WHAT TO DO: Copy the records below exactly as they appear.

DATASET EXTRACT:
• • • • •

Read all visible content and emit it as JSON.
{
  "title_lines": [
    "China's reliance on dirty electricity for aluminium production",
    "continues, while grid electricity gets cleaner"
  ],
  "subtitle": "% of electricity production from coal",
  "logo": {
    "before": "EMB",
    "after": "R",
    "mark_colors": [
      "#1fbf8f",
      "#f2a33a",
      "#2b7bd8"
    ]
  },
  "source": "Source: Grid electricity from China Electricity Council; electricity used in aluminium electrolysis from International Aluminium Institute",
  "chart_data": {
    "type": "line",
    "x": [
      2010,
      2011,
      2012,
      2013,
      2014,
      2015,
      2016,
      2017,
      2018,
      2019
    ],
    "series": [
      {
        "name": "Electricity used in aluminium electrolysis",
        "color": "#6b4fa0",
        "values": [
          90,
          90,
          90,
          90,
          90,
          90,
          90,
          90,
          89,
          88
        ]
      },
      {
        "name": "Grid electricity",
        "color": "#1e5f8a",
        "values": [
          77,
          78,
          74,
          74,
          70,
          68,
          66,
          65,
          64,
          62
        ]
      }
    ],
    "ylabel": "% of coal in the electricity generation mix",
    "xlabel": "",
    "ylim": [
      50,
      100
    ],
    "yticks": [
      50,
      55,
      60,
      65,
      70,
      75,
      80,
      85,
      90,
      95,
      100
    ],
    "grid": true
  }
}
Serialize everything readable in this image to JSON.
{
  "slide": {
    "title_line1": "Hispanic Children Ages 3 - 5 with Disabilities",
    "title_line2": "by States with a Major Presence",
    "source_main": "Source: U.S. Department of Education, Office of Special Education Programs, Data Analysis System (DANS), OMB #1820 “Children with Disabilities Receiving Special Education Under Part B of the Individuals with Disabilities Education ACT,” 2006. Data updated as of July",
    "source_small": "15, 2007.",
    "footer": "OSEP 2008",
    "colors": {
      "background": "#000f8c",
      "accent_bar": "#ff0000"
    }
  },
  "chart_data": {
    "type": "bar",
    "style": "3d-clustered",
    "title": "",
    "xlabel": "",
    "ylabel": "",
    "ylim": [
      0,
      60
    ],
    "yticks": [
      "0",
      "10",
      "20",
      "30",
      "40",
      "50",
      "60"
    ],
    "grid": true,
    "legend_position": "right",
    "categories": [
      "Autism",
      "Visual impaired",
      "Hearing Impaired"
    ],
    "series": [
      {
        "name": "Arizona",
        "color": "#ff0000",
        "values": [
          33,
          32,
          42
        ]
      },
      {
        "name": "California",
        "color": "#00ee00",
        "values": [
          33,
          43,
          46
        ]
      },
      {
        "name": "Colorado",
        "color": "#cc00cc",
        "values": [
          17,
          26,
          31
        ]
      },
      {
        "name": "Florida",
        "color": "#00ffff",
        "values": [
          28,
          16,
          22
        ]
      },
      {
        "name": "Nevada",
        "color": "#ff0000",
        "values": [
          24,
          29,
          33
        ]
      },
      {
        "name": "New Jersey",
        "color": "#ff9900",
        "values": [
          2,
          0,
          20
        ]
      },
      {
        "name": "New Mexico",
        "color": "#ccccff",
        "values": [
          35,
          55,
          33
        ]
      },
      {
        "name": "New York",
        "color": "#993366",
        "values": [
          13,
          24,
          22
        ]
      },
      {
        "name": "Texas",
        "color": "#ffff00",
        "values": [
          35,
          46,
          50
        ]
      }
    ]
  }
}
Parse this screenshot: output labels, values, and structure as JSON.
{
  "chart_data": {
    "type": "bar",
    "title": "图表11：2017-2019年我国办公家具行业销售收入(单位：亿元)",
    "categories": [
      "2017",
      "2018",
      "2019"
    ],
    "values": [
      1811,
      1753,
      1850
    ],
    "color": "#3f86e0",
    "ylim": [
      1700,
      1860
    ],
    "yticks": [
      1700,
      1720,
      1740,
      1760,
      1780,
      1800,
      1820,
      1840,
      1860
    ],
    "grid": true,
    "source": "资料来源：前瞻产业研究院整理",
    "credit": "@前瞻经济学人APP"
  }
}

• • • • •

SOLUTION TO THIS PROBLEM:
Read all visible content and emit it as JSON.
{
  "title_lines": [
    "China's reliance on dirty electricity for aluminium production",
    "continues, while grid electricity gets cleaner"
  ],
  "subtitle": "% of electricity production from coal",
  "logo": {
    "before": "EMB",
    "after": "R",
    "mark_colors": [
      "#1fbf8f",
      "#f2a33a",
      "#2b7bd8"
    ]
  },
  "source": "Source: Grid electricity from China Electricity Council; electricity used in aluminium electrolysis from International Aluminium Institute",
  "chart_data": {
    "type": "line",
    "x": [
      2010,
      2011,
      2012,
      2013,
      2014,
      2015,
      2016,
      2017,
      2018,
      2019
    ],
    "series": [
      {
        "name": "Electricity used in aluminium electrolysis",
        "color": "#6b4fa0",
        "values": [
          90,
          90,
          90,
          90,
          90,
          90,
          90,
          90,
          89,
          88
        ]
      },
      {
        "name": "Grid electricity",
        "color": "#1e5f8a",
        "values": [
          77,
          78,
          74,
          74,
          70,
          68,
          66,
          65,
          64,
          62
        ]
      }
    ],
    "ylabel": "% of coal in the electricity generation mix",
    "xlabel": "",
    "ylim": [
      50,
      100
    ],
    "yticks": [
      50,
      55,
      60,
      65,
      70,
      75,
      80,
      85,
      90,
      95,
      100
    ],
    "grid": true
  }
}
Serialize everything readable in this image to JSON.
{
  "slide": {
    "title_line1": "Hispanic Children Ages 3 - 5 with Disabilities",
    "title_line2": "by States with a Major Presence",
    "source_main": "Source: U.S. Department of Education, Office of Special Education Programs, Data Analysis System (DANS), OMB #1820 “Children with Disabilities Receiving Special Education Under Part B of the Individuals with Disabilities Education ACT,” 2006. Data updated as of July",
    "source_small": "15, 2007.",
    "footer": "OSEP 2008",
    "colors": {
      "background": "#000f8c",
      "accent_bar": "#ff0000"
    }
  },
  "chart_data": {
    "type": "bar",
    "style": "3d-clustered",
    "title": "",
    "xlabel": "",
    "ylabel": "",
    "ylim": [
      0,
      60
    ],
    "yticks": [
      "0",
      "10",
      "20",
      "30",
      "40",
      "50",
      "60"
    ],
    "grid": true,
    "legend_position": "right",
    "categories": [
      "Autism",
      "Visual impaired",
      "Hearing Impaired"
    ],
    "series": [
      {
        "name": "Arizona",
        "color": "#ff0000",
        "values": [
          33,
          32,
          42
        ]
      },
      {
        "name": "California",
        "color": "#00ee00",
        "values": [
          33,
          43,
          46
        ]
      },
      {
        "name": "Colorado",
        "color": "#cc00cc",
        "values": [
          17,
          26,
          31
        ]
      },
      {
        "name": "Florida",
        "color": "#00ffff",
        "values": [
          28,
          16,
          22
        ]
      },
      {
        "name": "Nevada",
        "color": "#ff0000",
        "values": [
          24,
          29,
          33
        ]
      },
      {
        "name": "New Jersey",
        "color": "#ff9900",
        "values": [
          2,
          0,
          20
        ]
      },
      {
        "name": "New Mexico",
        "color": "#ccccff",
        "values": [
          35,
          55,
          33
        ]
      },
      {
        "name": "New York",
        "color": "#993366",
        "values": [
          13,
          24,
          22
        ]
      },
      {
        "name": "Texas",
        "color": "#ffff00",
        "values": [
          35,
          46,
          50
        ]
      }
    ]
  }
}
Parse this screenshot: output labels, values, and structure as JSON.
{
  "chart_data": {
    "type": "bar",
    "title": "图表11：2017-2019年我国办公家具行业销售收入(单位：亿元)",
    "categories": [
      "2017",
      "2018",
      "2019"
    ],
    "values": [
      1811,
      1753,
      1850
    ],
    "color": "#3f86e0",
    "ylim": [
      1700,
      1860
    ],
    "yticks": [
      1700,
      1720,
      1740,
      1760,
      1780,
      1800,
      1820,
      1840,
      1860
    ],
    "grid": true,
    "source": "资料来源：前瞻产业研究院整理",
    "credit": "@前瞻经济学人APP"
  }
}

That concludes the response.